Set problem:
Reproduce the records below in full and exactly, without their images.

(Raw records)
= = = = = = =

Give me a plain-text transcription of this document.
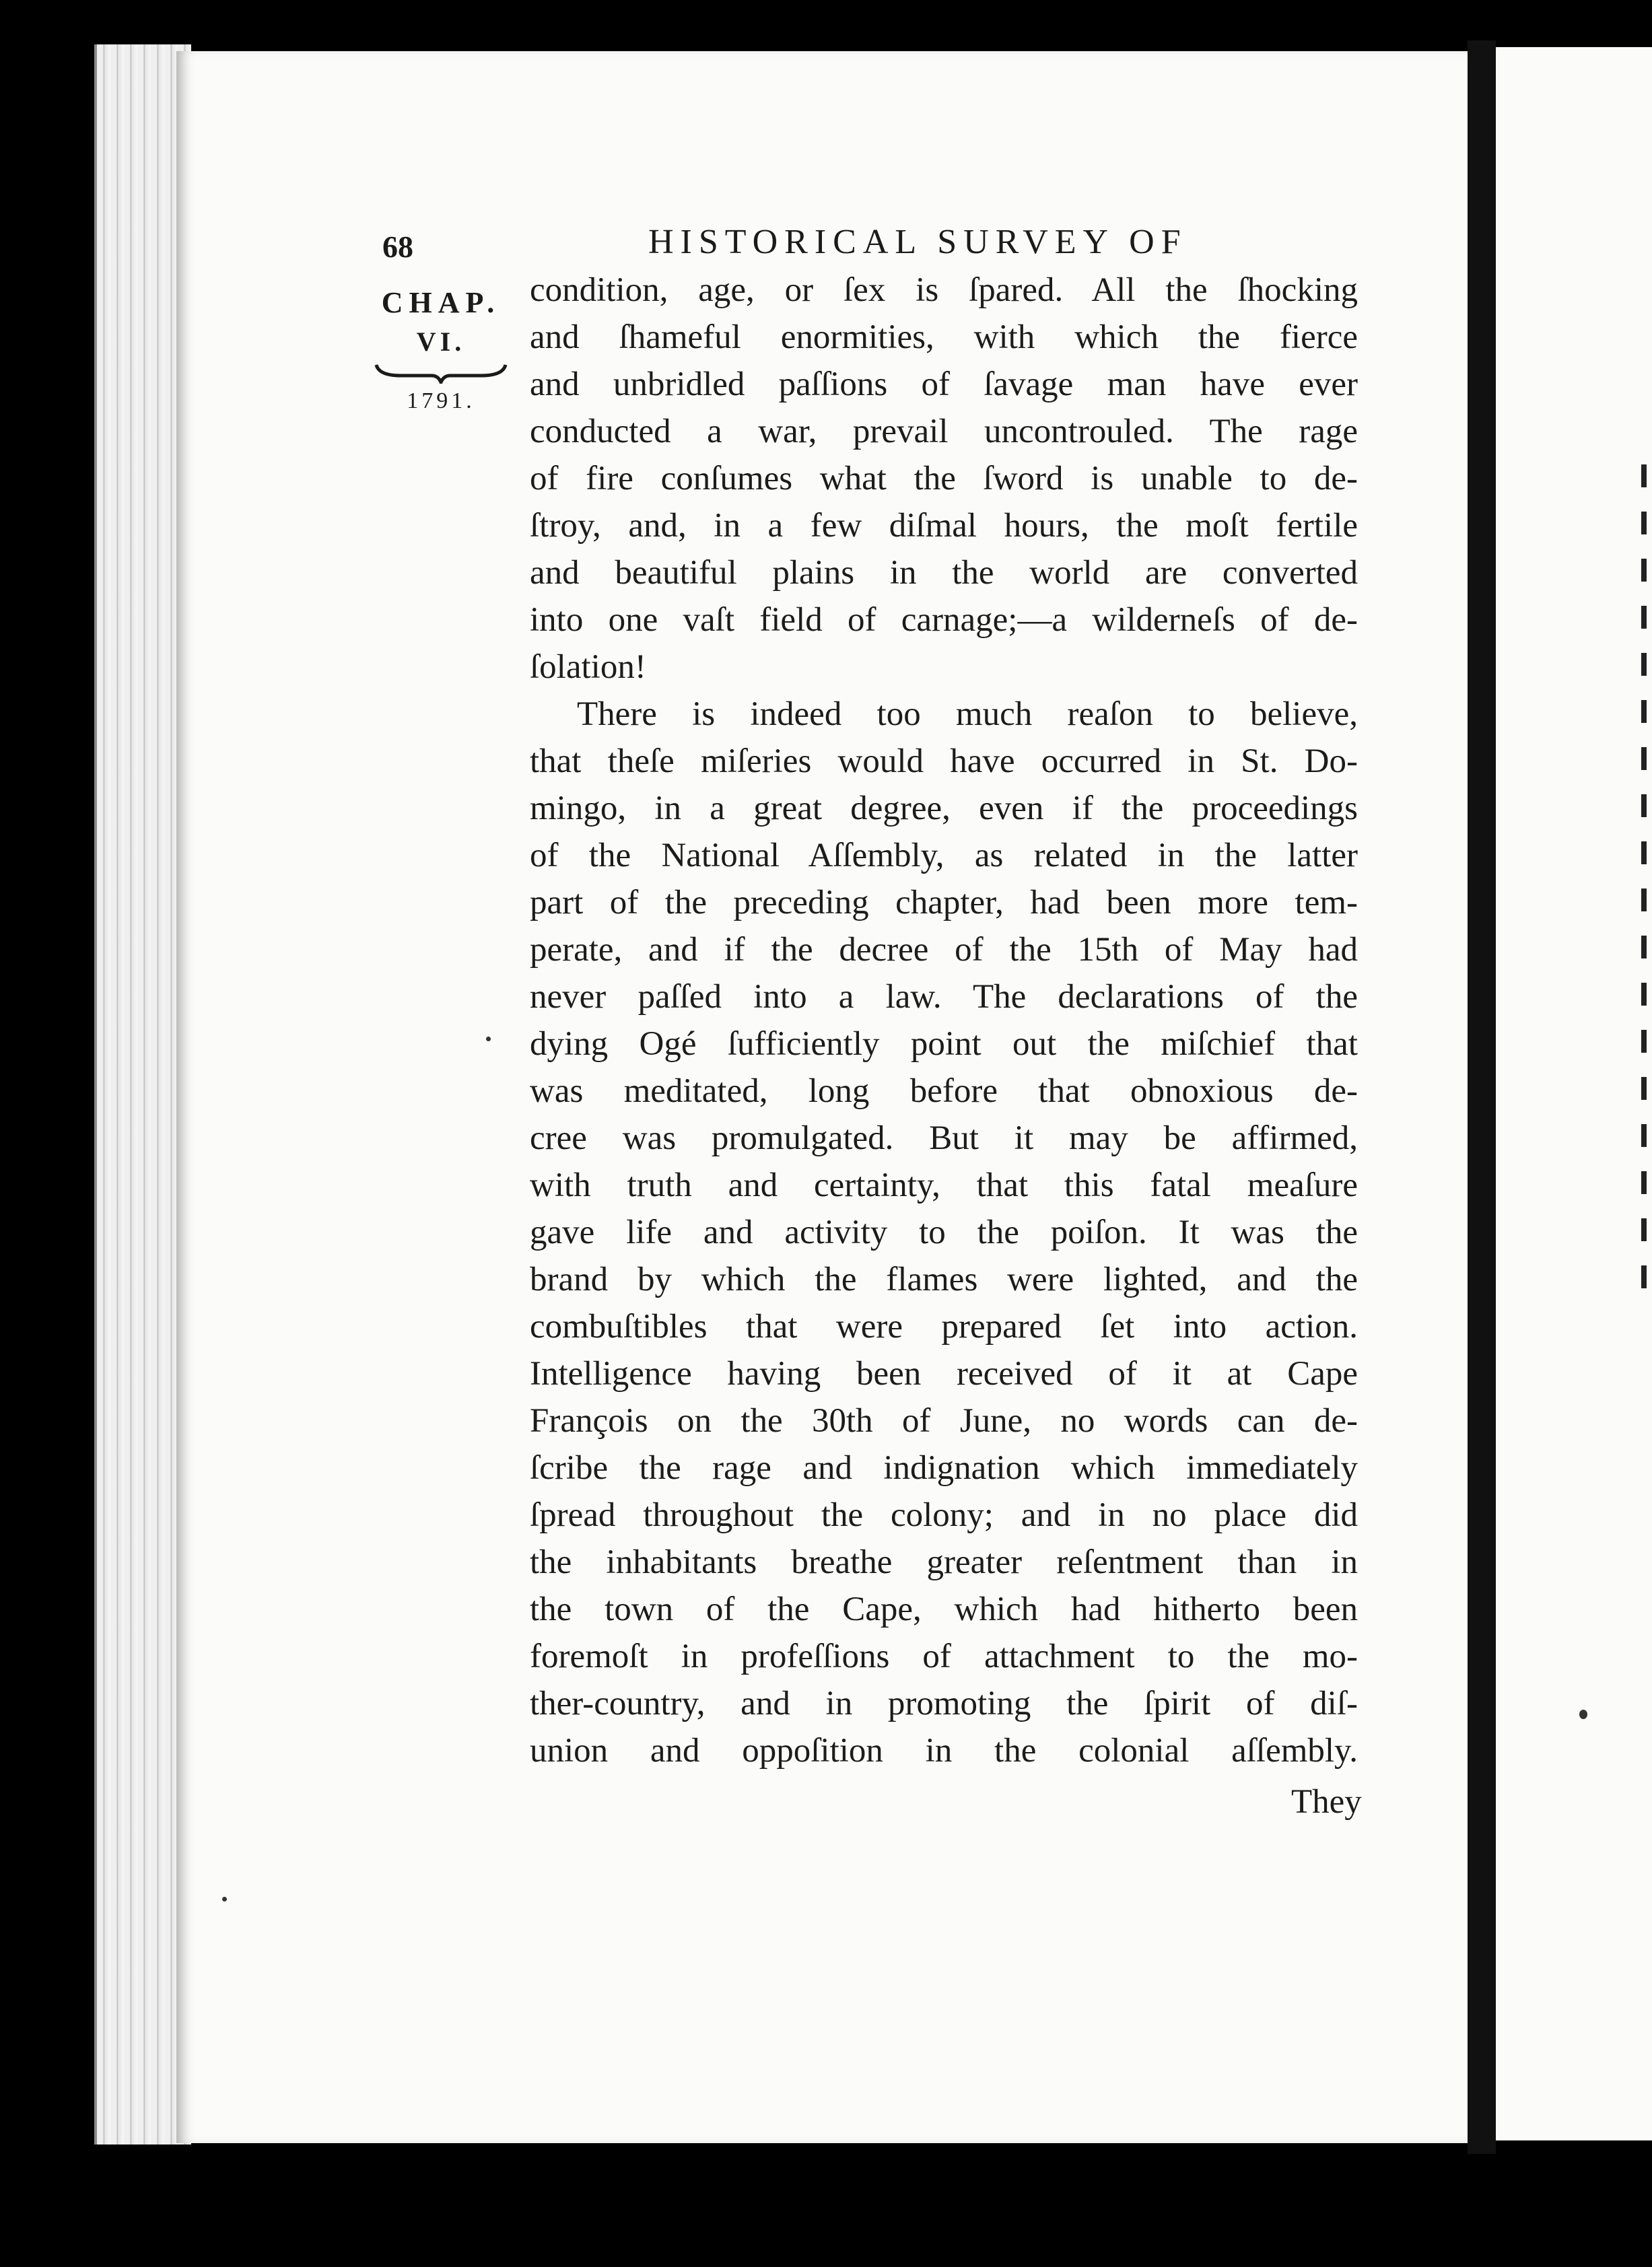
68	HISTORICAL SURVEY OF
CHAP.
VI.
1791.
condition, age, or ſex is ſpared. All the ſhocking
and ſhameful enormities, with which the fierce
and unbridled paſſions of ſavage man have ever
conducted a war, prevail uncontrouled. The rage
of fire conſumes what the ſword is unable to de-
ſtroy, and, in a few diſmal hours, the moſt fertile
and beautiful plains in the world are converted
into one vaſt field of carnage;—a wilderneſs of de-
ſolation!
There is indeed too much reaſon to believe,
that theſe miſeries would have occurred in St. Do-
mingo, in a great degree, even if the proceedings
of the National Aſſembly, as related in the latter
part of the preceding chapter, had been more tem-
perate, and if the decree of the 15th of May had
never paſſed into a law. The declarations of the
dying Ogé ſufficiently point out the miſchief that
was meditated, long before that obnoxious de-
cree was promulgated. But it may be affirmed,
with truth and certainty, that this fatal meaſure
gave life and activity to the poiſon. It was the
brand by which the flames were lighted, and the
combuſtibles that were prepared ſet into action.
Intelligence having been received of it at Cape
François on the 30th of June, no words can de-
ſcribe the rage and indignation which immediately
ſpread throughout the colony; and in no place did
the inhabitants breathe greater reſentment than in
the town of the Cape, which had hitherto been
foremoſt in profeſſions of attachment to the mo-
ther-country, and in promoting the ſpirit of diſ-
union and oppoſition in the colonial aſſembly.
They
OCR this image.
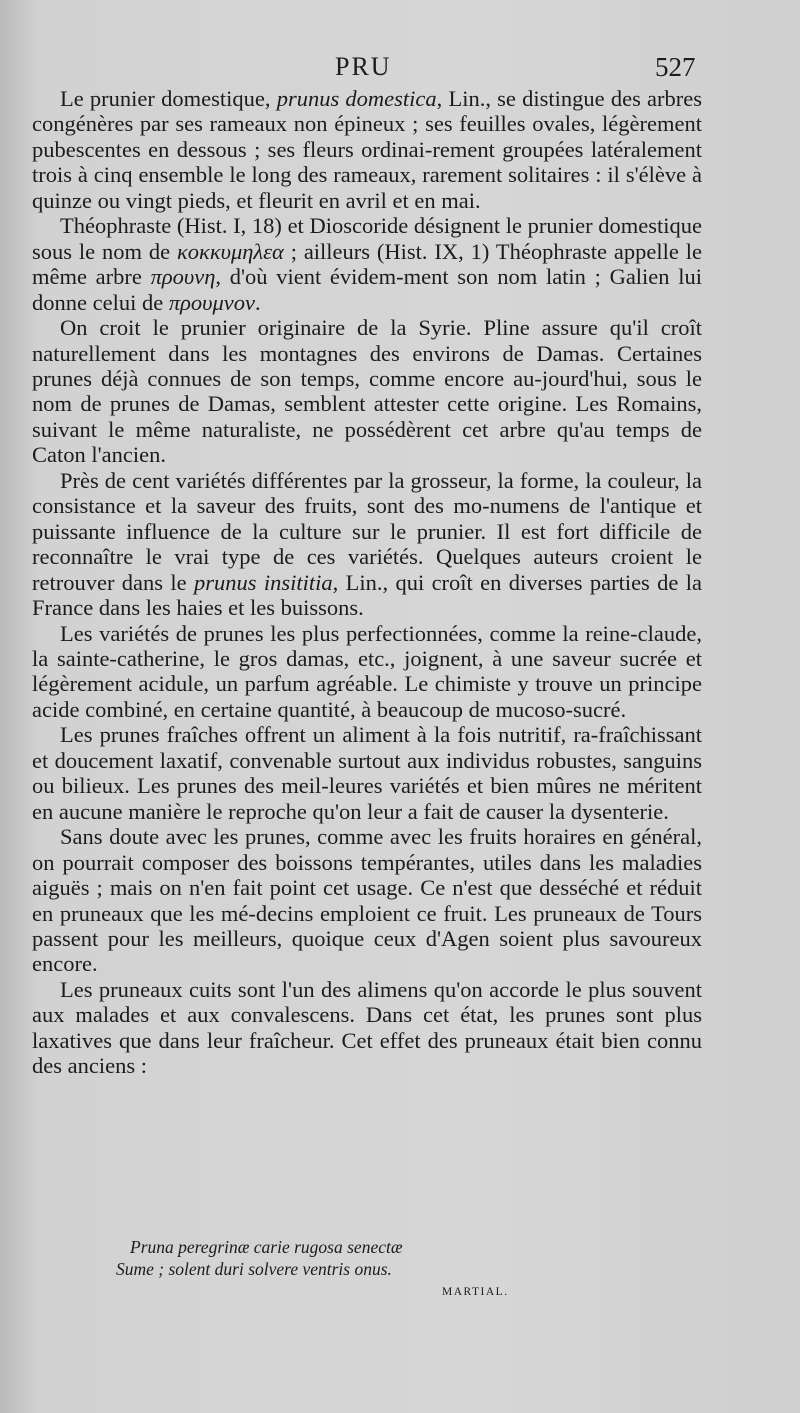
PRU	527

Le prunier domestique, prunus domestica, Lin., se distingue des arbres congénères par ses rameaux non épineux ; ses feuilles ovales, légèrement pubescentes en dessous ; ses fleurs ordinai-rement groupées latéralement trois à cinq ensemble le long des rameaux, rarement solitaires : il s'élève à quinze ou vingt pieds, et fleurit en avril et en mai.

Théophraste (Hist. I, 18) et Dioscoride désignent le prunier domestique sous le nom de κοκκυμηλεα ; ailleurs (Hist. IX, 1) Théophraste appelle le même arbre προυνη, d'où vient évidem-ment son nom latin ; Galien lui donne celui de προυμνον.

On croit le prunier originaire de la Syrie. Pline assure qu'il croît naturellement dans les montagnes des environs de Damas. Certaines prunes déjà connues de son temps, comme encore au-jourd'hui, sous le nom de prunes de Damas, semblent attester cette origine. Les Romains, suivant le même naturaliste, ne possédèrent cet arbre qu'au temps de Caton l'ancien.

Près de cent variétés différentes par la grosseur, la forme, la couleur, la consistance et la saveur des fruits, sont des mo-numens de l'antique et puissante influence de la culture sur le prunier. Il est fort difficile de reconnaître le vrai type de ces variétés. Quelques auteurs croient le retrouver dans le prunus insititia, Lin., qui croît en diverses parties de la France dans les haies et les buissons.

Les variétés de prunes les plus perfectionnées, comme la reine-claude, la sainte-catherine, le gros damas, etc., joignent, à une saveur sucrée et légèrement acidule, un parfum agréable. Le chimiste y trouve un principe acide combiné, en certaine quantité, à beaucoup de mucoso-sucré.

Les prunes fraîches offrent un aliment à la fois nutritif, ra-fraîchissant et doucement laxatif, convenable surtout aux individus robustes, sanguins ou bilieux. Les prunes des meil-leures variétés et bien mûres ne méritent en aucune manière le reproche qu'on leur a fait de causer la dysenterie.

Sans doute avec les prunes, comme avec les fruits horaires en général, on pourrait composer des boissons tempérantes, utiles dans les maladies aiguës ; mais on n'en fait point cet usage. Ce n'est que desséché et réduit en pruneaux que les mé-decins emploient ce fruit. Les pruneaux de Tours passent pour les meilleurs, quoique ceux d'Agen soient plus savoureux encore.

Les pruneaux cuits sont l'un des alimens qu'on accorde le plus souvent aux malades et aux convalescens. Dans cet état, les prunes sont plus laxatives que dans leur fraîcheur. Cet effet des pruneaux était bien connu des anciens :

Pruna peregrinæ carie rugosa senectæ
Sume ; solent duri solvere ventris onus.
MARTIAL.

= = = = = = =

Solution to this task:
Give me a plain-text transcription of this document.
68	HISTORICAL SURVEY OF
CHAP.
VI.
1791.
condition, age, or ſex is ſpared. All the ſhocking
and ſhameful enormities, with which the fierce
and unbridled paſſions of ſavage man have ever
conducted a war, prevail uncontrouled. The rage
of fire conſumes what the ſword is unable to de-
ſtroy, and, in a few diſmal hours, the moſt fertile
and beautiful plains in the world are converted
into one vaſt field of carnage;—a wilderneſs of de-
ſolation!
There is indeed too much reaſon to believe,
that theſe miſeries would have occurred in St. Do-
mingo, in a great degree, even if the proceedings
of the National Aſſembly, as related in the latter
part of the preceding chapter, had been more tem-
perate, and if the decree of the 15th of May had
never paſſed into a law. The declarations of the
dying Ogé ſufficiently point out the miſchief that
was meditated, long before that obnoxious de-
cree was promulgated. But it may be affirmed,
with truth and certainty, that this fatal meaſure
gave life and activity to the poiſon. It was the
brand by which the flames were lighted, and the
combuſtibles that were prepared ſet into action.
Intelligence having been received of it at Cape
François on the 30th of June, no words can de-
ſcribe the rage and indignation which immediately
ſpread throughout the colony; and in no place did
the inhabitants breathe greater reſentment than in
the town of the Cape, which had hitherto been
foremoſt in profeſſions of attachment to the mo-
ther-country, and in promoting the ſpirit of diſ-
union and oppoſition in the colonial aſſembly.
They
OCR this image.
PRU	527

Le prunier domestique, prunus domestica, Lin., se distingue des arbres congénères par ses rameaux non épineux ; ses feuilles ovales, légèrement pubescentes en dessous ; ses fleurs ordinai-rement groupées latéralement trois à cinq ensemble le long des rameaux, rarement solitaires : il s'élève à quinze ou vingt pieds, et fleurit en avril et en mai.

Théophraste (Hist. I, 18) et Dioscoride désignent le prunier domestique sous le nom de κοκκυμηλεα ; ailleurs (Hist. IX, 1) Théophraste appelle le même arbre προυνη, d'où vient évidem-ment son nom latin ; Galien lui donne celui de προυμνον.

On croit le prunier originaire de la Syrie. Pline assure qu'il croît naturellement dans les montagnes des environs de Damas. Certaines prunes déjà connues de son temps, comme encore au-jourd'hui, sous le nom de prunes de Damas, semblent attester cette origine. Les Romains, suivant le même naturaliste, ne possédèrent cet arbre qu'au temps de Caton l'ancien.

Près de cent variétés différentes par la grosseur, la forme, la couleur, la consistance et la saveur des fruits, sont des mo-numens de l'antique et puissante influence de la culture sur le prunier. Il est fort difficile de reconnaître le vrai type de ces variétés. Quelques auteurs croient le retrouver dans le prunus insititia, Lin., qui croît en diverses parties de la France dans les haies et les buissons.

Les variétés de prunes les plus perfectionnées, comme la reine-claude, la sainte-catherine, le gros damas, etc., joignent, à une saveur sucrée et légèrement acidule, un parfum agréable. Le chimiste y trouve un principe acide combiné, en certaine quantité, à beaucoup de mucoso-sucré.

Les prunes fraîches offrent un aliment à la fois nutritif, ra-fraîchissant et doucement laxatif, convenable surtout aux individus robustes, sanguins ou bilieux. Les prunes des meil-leures variétés et bien mûres ne méritent en aucune manière le reproche qu'on leur a fait de causer la dysenterie.

Sans doute avec les prunes, comme avec les fruits horaires en général, on pourrait composer des boissons tempérantes, utiles dans les maladies aiguës ; mais on n'en fait point cet usage. Ce n'est que desséché et réduit en pruneaux que les mé-decins emploient ce fruit. Les pruneaux de Tours passent pour les meilleurs, quoique ceux d'Agen soient plus savoureux encore.

Les pruneaux cuits sont l'un des alimens qu'on accorde le plus souvent aux malades et aux convalescens. Dans cet état, les prunes sont plus laxatives que dans leur fraîcheur. Cet effet des pruneaux était bien connu des anciens :

Pruna peregrinæ carie rugosa senectæ
Sume ; solent duri solvere ventris onus.
MARTIAL.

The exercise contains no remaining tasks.